Figure 1. The multi-channel asymmetric auto-encoder. The multi-channel asymmetric auto-encoder is composed of an encoder block that dedicates one encoder to each sensor channel and a decoder block to reconstruct every signal in the output. Every encoder starts with a batch normalization layer followed by four repetitions of the convolutional layer and max pooling layer. Each decoder is made up of a batch normalization layer followed by four deconvolutional layers. All of the convolutional and deconvolutional layers share the same features. The max pooling layer is utilized for down-sampling. It is also used to examine the impact of signal reconstruction on representation learning as the unsupervised baseline.

Figure 2. The supervised baseline. Inspired by the unsupervised multi-channel asymmetric auto-encoder, this supervised baseline only uses the encoder block to perform activity classification. It is also used to examine the recognition performance in the absence of signal reconstruction.

Figure 3. The proposed multi-task learning model (MCAE). The proposed model architecture combines the unsupervised (signal reconstruction) and supervised (HAR classification) tasks. Thus, this multi-task learning model is formed of the multi-channel asymmetric auto-encoder and the classification head for the HAR task. The classification head flattens the latent features and passes them to a batch normalization layer followed by a dense layer with Softmax activation function.

Figure 4. The loss and Root Mean Square Error (RMSE) of the unsupervised baseline for signal reconstruction using different activation functions on the UCI-HAR dataset. Although all the loss values look similar, Selu performs better, which is represented when looking at RMSE.

Figure 5. Signal reconstruction from the UCI-HAR dataset using the unsupervised baseline and Selu activation function. (a) shows the worst signal reconstruction in the dataset regarding RMSE which is from walking activity. On the other hand, (b) presents the best reconstruction of walking activity as a comparison.

RAW RECORDS —

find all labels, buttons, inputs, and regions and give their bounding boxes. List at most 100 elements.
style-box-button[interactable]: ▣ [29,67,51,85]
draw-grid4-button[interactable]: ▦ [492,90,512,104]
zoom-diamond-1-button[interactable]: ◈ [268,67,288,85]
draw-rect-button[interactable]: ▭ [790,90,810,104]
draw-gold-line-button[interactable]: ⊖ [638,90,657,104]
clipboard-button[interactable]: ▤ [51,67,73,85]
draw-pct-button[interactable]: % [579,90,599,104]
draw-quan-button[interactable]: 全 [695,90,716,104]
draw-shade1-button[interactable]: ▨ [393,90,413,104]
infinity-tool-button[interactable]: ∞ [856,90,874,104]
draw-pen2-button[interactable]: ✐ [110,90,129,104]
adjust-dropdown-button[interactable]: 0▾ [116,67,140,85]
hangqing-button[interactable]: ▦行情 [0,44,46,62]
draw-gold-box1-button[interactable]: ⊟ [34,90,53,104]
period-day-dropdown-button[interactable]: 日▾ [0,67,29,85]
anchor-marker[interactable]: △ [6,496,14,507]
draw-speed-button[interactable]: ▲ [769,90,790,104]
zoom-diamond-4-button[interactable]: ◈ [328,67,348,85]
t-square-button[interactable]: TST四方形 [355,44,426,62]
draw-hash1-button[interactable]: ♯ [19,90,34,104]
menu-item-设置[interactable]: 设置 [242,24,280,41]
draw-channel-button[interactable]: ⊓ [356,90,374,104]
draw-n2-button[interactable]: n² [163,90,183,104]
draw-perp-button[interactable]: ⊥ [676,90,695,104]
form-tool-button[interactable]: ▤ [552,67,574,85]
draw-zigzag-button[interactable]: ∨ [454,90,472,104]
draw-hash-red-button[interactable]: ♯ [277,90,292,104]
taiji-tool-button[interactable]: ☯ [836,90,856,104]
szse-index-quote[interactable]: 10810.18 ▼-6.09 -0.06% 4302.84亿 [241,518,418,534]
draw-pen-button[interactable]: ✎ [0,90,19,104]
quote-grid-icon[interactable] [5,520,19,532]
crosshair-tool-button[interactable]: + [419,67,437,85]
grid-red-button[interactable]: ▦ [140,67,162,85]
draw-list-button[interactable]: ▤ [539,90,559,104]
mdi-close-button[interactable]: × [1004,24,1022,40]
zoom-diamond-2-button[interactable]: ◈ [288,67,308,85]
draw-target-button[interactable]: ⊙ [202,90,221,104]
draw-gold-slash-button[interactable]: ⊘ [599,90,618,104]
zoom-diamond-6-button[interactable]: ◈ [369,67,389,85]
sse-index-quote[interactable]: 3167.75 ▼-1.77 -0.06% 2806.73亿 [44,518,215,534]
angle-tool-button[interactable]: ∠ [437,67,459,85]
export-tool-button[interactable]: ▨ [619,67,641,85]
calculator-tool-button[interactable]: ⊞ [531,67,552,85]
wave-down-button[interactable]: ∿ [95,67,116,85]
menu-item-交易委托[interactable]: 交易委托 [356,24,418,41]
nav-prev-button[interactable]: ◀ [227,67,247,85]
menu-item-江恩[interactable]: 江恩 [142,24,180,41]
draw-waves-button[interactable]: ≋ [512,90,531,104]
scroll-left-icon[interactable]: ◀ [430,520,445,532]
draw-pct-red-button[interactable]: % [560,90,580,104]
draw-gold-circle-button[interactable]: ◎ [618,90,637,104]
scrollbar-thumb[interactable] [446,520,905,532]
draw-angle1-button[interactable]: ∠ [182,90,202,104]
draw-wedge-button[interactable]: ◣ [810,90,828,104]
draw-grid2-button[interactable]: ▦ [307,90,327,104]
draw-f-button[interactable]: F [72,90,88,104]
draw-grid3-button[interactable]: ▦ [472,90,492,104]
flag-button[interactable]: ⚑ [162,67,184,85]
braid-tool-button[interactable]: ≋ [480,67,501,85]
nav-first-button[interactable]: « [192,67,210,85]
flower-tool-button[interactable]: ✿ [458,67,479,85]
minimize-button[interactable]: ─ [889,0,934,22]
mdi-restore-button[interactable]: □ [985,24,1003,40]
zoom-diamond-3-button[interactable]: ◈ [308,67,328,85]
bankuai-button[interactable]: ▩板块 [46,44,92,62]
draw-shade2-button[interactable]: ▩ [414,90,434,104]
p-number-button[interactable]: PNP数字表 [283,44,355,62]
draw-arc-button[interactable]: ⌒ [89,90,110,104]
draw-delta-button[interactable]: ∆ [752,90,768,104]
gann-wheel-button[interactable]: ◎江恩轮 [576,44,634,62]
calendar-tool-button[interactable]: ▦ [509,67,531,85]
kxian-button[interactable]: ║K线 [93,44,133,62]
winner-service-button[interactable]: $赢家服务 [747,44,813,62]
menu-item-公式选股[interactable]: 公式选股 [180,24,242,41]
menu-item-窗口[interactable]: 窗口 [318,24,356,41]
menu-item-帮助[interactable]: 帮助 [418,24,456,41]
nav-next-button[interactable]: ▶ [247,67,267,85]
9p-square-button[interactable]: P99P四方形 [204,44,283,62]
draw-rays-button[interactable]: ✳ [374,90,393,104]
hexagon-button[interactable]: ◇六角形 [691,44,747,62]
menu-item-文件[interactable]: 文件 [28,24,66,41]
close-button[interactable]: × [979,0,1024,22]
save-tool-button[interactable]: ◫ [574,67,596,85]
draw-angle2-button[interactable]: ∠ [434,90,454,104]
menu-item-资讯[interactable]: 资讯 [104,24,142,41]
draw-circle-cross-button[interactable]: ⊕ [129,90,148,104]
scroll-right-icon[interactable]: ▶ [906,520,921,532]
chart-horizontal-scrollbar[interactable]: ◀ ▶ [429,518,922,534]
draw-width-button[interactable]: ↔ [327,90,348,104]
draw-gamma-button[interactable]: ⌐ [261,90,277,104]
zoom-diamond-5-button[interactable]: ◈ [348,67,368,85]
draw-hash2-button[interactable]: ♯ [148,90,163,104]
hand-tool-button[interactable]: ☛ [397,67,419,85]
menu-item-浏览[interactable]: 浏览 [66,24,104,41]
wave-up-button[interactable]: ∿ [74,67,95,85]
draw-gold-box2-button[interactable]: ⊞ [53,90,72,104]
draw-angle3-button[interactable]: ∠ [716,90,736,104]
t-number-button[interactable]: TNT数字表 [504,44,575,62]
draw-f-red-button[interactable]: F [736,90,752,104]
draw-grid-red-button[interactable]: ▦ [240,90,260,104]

THE TASKS —
A) Reproduce word for word the part of the auto-encoder captions that begins at the words "Figure 4. The" and stops after the words "looking at RMSE.".
B) Translate this sentence from the auto-encoder captions into Spanish: "The max pooling layer is utilized for down-sampling."

RESPONSES IN ORDER —
A)
Figure 4. The loss and Root Mean Square Error (RMSE) of the unsupervised baseline for signal reconstruction using different activation functions on the UCI-HAR dataset. Although all the loss values look similar, Selu performs better, which is represented when looking at RMSE.

B) La capa de agrupación máxima se utiliza para el submuestreo.